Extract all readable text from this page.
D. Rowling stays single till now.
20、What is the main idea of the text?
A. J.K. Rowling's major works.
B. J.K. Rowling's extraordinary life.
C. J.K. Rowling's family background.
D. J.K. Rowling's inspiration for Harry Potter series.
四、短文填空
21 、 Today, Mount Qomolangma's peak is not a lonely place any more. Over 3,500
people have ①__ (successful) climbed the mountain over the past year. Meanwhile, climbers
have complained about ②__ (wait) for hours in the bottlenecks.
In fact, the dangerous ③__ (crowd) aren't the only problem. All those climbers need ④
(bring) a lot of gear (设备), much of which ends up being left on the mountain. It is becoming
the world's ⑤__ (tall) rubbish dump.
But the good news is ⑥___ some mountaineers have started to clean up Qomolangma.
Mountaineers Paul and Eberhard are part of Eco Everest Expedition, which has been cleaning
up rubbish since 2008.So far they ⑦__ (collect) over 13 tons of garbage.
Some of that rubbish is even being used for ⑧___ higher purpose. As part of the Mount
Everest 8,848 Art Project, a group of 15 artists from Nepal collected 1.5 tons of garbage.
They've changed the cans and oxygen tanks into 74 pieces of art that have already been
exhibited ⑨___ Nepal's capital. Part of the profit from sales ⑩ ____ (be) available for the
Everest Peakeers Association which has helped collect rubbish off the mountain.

------------------------------------------------------------------------

Work instructions –
Each record above should be repeated exactly as it appears.

Response –
Extract all readable text from this page.
D. Rowling stays single till now.
20、What is the main idea of the text?
A. J.K. Rowling's major works.
B. J.K. Rowling's extraordinary life.
C. J.K. Rowling's family background.
D. J.K. Rowling's inspiration for Harry Potter series.
四、短文填空
21 、 Today, Mount Qomolangma's peak is not a lonely place any more. Over 3,500
people have ①__ (successful) climbed the mountain over the past year. Meanwhile, climbers
have complained about ②__ (wait) for hours in the bottlenecks.
In fact, the dangerous ③__ (crowd) aren't the only problem. All those climbers need ④
(bring) a lot of gear (设备), much of which ends up being left on the mountain. It is becoming
the world's ⑤__ (tall) rubbish dump.
But the good news is ⑥___ some mountaineers have started to clean up Qomolangma.
Mountaineers Paul and Eberhard are part of Eco Everest Expedition, which has been cleaning
up rubbish since 2008.So far they ⑦__ (collect) over 13 tons of garbage.
Some of that rubbish is even being used for ⑧___ higher purpose. As part of the Mount
Everest 8,848 Art Project, a group of 15 artists from Nepal collected 1.5 tons of garbage.
They've changed the cans and oxygen tanks into 74 pieces of art that have already been
exhibited ⑨___ Nepal's capital. Part of the profit from sales ⑩ ____ (be) available for the
Everest Peakeers Association which has helped collect rubbish off the mountain.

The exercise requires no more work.